01:28Les blancs sont désormais victimes d'une domination raciale en France.
01:32Ces deux phrases, pour être très clair, ne veulent absolument pas dire la même chose.
01:36Parce que le racisme n'est pas toujours utilisé de la même manière par le droit,
01:44dans le langage courant et dans les sciences sociales.
01:47Le droit, par exemple, cherche notamment à déterminer si un acte a été commis
01:51en raison de l'origine, de la religion, de la nationalité ou de l'appartenance réelle
01:56ou supposée de la victime à une prétendue race.
02:00Les sciences sociales, elles, ne s'arrêtent pas seulement à la haine entre deux individus.
02:05Elles interrogent aussi les rapports de pouvoir qui permettent à certains préjugés
02:11de produire des discriminations répétées dans l'emploi,
02:14dans le logement, j'en ai déjà parlé, dans l'école, dans la police et les institutions.
02:20Dans, par exemple, l'ouvrage que j'aime beaucoup de Keown West,
02:22qui s'appelle « Je ne suis pas raciste, mais »
02:25qui est lui professeur de psychologie à l'université de Londres et diplômé d'Oxford,
02:29ce dernier cite le fameux Stockley Carmichael.

**********

CONSIGNE:
Poursuivez le texte source consacré aux différents sens du mot racisme en droit, dans le langage courant et dans les sciences sociales, en reprenant après sa dernière phrase.

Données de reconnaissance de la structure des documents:
**********

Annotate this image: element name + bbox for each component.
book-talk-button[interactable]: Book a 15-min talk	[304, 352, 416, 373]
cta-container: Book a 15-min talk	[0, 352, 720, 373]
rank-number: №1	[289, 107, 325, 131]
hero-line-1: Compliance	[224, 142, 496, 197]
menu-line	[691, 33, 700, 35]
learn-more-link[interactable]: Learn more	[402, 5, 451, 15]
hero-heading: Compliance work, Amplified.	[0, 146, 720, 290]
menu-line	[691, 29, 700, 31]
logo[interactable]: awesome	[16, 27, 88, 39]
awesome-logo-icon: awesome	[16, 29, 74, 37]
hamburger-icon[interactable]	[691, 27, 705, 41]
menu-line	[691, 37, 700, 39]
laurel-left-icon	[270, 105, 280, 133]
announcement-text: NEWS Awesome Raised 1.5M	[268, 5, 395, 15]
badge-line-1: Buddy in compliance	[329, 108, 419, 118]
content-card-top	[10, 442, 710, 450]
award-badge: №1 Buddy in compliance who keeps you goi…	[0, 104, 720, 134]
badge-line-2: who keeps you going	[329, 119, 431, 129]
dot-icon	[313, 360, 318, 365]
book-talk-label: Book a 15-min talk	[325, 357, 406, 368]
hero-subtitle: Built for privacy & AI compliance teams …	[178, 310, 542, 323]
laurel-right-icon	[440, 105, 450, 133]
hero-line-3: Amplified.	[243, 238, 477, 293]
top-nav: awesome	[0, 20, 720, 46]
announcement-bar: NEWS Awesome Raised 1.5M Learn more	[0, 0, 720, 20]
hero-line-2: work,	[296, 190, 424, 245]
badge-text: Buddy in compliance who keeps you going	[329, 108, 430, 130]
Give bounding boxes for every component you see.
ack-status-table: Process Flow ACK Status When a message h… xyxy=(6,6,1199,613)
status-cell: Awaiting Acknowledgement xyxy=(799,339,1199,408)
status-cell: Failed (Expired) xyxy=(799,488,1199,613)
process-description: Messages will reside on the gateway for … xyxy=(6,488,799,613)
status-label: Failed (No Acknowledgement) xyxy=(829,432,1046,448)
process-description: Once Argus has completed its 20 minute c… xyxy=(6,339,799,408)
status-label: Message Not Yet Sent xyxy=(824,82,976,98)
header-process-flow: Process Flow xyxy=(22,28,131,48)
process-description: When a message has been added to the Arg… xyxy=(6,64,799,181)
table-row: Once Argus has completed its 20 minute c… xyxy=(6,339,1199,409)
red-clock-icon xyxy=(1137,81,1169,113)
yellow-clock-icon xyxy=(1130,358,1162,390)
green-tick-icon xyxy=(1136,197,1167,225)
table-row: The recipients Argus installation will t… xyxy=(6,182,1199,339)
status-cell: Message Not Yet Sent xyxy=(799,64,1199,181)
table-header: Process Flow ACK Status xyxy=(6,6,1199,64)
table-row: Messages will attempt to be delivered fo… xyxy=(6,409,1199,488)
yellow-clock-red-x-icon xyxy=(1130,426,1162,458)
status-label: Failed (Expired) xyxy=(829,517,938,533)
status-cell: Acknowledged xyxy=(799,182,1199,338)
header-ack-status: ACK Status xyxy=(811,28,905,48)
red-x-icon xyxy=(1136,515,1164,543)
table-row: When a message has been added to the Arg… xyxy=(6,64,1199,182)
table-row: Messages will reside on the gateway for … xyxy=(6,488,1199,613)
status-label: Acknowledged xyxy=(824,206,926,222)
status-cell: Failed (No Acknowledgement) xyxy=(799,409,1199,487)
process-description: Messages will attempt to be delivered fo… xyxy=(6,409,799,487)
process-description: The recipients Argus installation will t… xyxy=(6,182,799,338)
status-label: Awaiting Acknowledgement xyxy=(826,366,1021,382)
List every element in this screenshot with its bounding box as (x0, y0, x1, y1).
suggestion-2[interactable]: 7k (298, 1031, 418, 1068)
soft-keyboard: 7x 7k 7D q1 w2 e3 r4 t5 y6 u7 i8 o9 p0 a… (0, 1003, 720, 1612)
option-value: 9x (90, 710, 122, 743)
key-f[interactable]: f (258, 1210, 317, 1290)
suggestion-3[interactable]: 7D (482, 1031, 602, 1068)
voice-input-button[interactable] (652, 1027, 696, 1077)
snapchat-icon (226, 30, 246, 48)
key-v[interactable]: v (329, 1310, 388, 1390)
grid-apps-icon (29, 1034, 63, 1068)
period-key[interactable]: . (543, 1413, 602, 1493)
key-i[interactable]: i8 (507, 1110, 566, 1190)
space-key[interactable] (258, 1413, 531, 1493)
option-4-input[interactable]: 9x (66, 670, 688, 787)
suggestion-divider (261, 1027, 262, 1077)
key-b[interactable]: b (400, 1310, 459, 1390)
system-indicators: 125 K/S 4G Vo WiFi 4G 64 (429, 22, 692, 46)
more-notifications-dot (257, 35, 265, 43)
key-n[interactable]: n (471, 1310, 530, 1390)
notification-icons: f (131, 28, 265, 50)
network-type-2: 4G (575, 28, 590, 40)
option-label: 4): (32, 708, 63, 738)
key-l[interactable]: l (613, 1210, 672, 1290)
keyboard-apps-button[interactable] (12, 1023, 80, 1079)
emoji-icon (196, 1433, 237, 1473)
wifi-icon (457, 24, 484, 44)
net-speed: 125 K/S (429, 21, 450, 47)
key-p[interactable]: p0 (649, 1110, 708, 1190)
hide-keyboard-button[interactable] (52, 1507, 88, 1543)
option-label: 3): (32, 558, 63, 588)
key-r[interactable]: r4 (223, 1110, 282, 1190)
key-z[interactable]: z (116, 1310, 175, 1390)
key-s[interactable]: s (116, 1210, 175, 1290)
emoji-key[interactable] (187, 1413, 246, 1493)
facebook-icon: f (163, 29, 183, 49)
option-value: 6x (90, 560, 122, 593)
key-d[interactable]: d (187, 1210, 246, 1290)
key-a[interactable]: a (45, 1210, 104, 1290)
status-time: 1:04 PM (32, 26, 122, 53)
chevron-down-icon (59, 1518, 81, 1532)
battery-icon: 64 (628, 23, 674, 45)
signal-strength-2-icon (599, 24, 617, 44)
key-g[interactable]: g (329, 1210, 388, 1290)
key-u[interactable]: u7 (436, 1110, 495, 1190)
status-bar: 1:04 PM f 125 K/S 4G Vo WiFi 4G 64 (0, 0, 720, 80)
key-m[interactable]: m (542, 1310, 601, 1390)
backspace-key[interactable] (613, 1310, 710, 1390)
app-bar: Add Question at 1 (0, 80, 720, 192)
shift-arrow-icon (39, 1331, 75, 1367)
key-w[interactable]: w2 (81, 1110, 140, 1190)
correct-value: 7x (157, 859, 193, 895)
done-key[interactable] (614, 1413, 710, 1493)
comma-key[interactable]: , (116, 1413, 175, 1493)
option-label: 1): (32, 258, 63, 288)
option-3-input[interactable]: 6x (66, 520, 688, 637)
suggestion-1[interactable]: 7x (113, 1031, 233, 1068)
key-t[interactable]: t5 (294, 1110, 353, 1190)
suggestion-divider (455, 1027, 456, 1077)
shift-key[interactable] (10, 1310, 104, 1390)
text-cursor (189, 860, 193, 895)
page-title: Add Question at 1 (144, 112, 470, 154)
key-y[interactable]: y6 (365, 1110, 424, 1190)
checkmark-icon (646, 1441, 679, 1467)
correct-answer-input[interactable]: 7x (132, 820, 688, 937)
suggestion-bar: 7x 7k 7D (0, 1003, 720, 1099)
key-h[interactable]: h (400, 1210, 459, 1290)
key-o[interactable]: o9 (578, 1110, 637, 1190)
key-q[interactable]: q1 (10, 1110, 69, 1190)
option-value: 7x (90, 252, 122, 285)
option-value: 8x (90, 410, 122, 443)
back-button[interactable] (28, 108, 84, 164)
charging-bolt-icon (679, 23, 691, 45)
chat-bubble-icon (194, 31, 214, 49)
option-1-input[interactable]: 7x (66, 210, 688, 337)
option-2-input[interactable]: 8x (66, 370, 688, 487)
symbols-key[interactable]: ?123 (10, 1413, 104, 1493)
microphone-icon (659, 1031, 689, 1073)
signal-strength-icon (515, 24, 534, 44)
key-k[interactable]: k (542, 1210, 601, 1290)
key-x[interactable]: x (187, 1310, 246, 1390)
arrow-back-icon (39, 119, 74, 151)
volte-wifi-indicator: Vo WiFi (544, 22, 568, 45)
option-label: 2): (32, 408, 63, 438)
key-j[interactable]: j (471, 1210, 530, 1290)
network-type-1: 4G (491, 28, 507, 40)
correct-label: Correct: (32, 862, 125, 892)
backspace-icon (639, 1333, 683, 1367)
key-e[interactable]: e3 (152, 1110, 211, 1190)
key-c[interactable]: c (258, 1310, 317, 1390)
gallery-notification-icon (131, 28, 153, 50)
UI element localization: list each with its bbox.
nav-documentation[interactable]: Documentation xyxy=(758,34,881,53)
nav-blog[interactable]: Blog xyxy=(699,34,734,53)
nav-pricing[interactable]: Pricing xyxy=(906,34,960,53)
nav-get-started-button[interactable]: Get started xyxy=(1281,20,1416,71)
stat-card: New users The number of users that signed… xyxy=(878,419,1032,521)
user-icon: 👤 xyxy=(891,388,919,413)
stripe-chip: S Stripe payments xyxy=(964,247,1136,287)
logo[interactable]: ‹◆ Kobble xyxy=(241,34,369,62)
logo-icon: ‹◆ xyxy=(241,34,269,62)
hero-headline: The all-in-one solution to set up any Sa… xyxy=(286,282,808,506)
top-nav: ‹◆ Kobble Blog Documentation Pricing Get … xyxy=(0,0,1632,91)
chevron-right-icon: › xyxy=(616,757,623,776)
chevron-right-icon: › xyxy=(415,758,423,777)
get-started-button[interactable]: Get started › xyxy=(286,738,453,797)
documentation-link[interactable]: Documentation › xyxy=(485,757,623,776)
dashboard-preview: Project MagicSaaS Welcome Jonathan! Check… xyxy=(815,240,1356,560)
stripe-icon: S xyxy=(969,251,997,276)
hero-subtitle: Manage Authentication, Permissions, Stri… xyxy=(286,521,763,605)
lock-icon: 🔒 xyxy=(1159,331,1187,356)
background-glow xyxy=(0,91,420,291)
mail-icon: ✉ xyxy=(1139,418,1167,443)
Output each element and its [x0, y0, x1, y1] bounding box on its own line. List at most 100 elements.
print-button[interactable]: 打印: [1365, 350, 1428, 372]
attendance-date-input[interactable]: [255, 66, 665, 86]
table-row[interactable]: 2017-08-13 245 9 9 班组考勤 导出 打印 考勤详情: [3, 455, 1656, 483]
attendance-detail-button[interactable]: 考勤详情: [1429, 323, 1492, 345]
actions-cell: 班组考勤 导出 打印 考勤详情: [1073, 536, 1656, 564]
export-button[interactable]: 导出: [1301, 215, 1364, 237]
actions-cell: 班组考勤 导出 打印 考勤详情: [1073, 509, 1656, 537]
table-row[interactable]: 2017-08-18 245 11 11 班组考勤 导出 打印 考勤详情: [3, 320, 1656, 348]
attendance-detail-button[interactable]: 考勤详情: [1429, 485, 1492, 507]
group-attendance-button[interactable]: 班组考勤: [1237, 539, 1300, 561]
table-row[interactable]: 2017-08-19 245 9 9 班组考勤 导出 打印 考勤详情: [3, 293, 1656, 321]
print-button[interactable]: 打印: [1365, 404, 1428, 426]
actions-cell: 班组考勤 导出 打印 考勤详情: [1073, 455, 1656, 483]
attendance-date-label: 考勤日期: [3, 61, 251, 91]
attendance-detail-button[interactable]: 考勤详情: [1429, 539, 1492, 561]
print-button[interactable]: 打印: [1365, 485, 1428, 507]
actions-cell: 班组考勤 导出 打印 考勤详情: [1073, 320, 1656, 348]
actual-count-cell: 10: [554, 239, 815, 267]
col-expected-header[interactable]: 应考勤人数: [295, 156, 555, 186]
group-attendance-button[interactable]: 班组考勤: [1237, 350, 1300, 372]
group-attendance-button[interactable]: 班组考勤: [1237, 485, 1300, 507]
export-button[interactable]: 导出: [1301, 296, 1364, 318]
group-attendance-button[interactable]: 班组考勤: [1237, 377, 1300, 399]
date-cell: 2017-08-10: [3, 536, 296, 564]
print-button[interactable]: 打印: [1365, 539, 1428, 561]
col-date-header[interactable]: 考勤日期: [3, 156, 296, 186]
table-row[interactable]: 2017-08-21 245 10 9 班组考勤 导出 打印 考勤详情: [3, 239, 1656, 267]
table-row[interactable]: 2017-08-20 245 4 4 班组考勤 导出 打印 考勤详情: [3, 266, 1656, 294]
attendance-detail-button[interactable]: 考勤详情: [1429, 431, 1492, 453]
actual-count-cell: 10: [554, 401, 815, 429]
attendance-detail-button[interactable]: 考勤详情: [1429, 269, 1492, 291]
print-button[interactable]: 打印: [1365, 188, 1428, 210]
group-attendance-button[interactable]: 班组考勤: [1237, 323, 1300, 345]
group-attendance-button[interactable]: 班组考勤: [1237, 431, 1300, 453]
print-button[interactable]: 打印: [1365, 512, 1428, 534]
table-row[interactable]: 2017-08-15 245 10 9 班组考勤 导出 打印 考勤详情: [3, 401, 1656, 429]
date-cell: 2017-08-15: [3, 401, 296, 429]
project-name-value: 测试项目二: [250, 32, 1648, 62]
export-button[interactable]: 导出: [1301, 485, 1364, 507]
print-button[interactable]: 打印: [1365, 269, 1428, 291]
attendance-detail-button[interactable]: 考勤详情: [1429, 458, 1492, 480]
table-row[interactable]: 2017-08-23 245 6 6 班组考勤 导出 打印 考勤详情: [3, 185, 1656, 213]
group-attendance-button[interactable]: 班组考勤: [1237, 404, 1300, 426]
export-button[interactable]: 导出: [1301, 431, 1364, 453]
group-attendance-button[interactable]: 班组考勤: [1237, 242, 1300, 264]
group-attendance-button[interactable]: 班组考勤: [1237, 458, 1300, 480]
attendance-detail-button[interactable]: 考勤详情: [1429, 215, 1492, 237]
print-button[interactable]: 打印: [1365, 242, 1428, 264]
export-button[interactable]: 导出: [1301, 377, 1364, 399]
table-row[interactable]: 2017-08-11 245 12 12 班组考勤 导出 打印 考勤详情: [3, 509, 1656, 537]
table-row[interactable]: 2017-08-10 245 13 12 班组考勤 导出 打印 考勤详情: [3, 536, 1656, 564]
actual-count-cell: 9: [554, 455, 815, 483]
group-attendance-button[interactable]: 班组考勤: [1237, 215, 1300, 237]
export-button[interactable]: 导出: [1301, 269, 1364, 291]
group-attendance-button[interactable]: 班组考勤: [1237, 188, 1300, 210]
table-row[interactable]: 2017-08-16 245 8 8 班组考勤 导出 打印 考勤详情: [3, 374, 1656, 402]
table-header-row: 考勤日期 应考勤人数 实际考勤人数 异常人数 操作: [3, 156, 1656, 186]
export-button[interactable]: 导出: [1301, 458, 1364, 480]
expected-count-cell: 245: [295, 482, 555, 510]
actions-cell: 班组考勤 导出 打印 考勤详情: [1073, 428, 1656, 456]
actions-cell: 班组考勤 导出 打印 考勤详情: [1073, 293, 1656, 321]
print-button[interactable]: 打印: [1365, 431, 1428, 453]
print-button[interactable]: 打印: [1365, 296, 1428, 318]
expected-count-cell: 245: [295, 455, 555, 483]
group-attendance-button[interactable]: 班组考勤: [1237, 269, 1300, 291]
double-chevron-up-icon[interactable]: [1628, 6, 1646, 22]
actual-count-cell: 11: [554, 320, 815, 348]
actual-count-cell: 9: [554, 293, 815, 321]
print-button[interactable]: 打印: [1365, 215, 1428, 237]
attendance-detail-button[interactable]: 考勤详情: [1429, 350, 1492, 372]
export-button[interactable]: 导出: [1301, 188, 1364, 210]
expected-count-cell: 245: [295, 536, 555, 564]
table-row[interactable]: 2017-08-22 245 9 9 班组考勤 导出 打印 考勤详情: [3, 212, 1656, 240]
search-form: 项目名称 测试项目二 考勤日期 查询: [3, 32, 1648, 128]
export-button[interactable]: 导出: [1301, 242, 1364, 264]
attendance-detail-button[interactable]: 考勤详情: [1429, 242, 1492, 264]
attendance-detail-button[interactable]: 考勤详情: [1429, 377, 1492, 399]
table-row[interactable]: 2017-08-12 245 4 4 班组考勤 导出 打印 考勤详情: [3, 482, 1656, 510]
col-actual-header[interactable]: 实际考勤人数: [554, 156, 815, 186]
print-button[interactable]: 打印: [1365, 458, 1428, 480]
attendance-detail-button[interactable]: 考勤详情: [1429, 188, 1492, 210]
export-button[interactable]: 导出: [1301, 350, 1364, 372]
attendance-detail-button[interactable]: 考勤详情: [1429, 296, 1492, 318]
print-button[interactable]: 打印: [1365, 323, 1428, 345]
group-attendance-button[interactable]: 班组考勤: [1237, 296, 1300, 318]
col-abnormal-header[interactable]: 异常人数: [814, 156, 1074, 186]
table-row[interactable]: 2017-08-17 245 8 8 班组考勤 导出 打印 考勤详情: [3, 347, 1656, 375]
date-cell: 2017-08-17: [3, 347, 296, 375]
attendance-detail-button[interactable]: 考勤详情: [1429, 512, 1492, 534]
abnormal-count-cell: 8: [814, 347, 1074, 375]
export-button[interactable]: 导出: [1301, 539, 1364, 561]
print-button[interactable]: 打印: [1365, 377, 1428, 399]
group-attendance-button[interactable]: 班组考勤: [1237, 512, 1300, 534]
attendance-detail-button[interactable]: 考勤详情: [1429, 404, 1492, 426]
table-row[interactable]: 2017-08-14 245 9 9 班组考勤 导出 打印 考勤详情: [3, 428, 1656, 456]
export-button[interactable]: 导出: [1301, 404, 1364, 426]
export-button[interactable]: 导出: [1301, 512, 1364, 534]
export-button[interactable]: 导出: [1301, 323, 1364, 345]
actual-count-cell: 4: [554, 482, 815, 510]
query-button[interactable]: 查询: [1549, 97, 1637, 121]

**********

RÉPONSE:
02:32À la page 198, il dit ceci, je cite.
02:35Le racisme n'est pas une question d'attitude, mais de pouvoir.
02:38Cela ne signifie pas que les insultes ou sinon les violences visant des personnes blanches
02:44seraient acceptables.
02:45Non, du tout.
02:46Il ne faut pas méprendre ce que je dis.
02:48Cela signifie qu'une hostilité individuelle et un système de domination
02:53ne sont pas deux phénomènes équivalents.
02:55Vous comprenez ?
02:56Par exemple, dans un autre ouvrage que j'aime beaucoup, qui s'appelle « La domination blanche »
02:59de Solène Brun et Claire Kosker, que vous voyez juste ici,
03:03ces dernières citent Joao Gabriel à la page 125, qui écrit ceci, je cite.
03:07Parler de racisme anti-blanc, c'est confondre ce qui relève des émotions, de la colère
03:12et de ce qui a trait aux discriminations.
03:14En d'autres termes, c'est confondre les relations interpersonnelles et les rapports sociaux.
03:19Disons-le autrement maintenant.
03:21Une personne non-blanche peut éprouver de la haine envers les blancs, bien sûr.
03:27Elle peut les insulter.
03:28Elle peut commettre de la violence en les ciblant pour leur couleur de peau.
03:31Mais cela ne prouve pas l'existence, pour être très cru avec vous, en France,
03:36d'un système qui désavantagerait structurellement les personnes blanches
03:41parce qu'elles sont blanches.
03:43Vous comprenez ?
03:43Et l'expression « racisme anti-blanc » n'est pas politiquement neutre.
03:47Toujours dans l'ouvrage « La domination blanche »,
03:49Solène Brun et Claire Kosker retracent de la page 123 à la page 125
03:55sa trajectoire dans le débat public français.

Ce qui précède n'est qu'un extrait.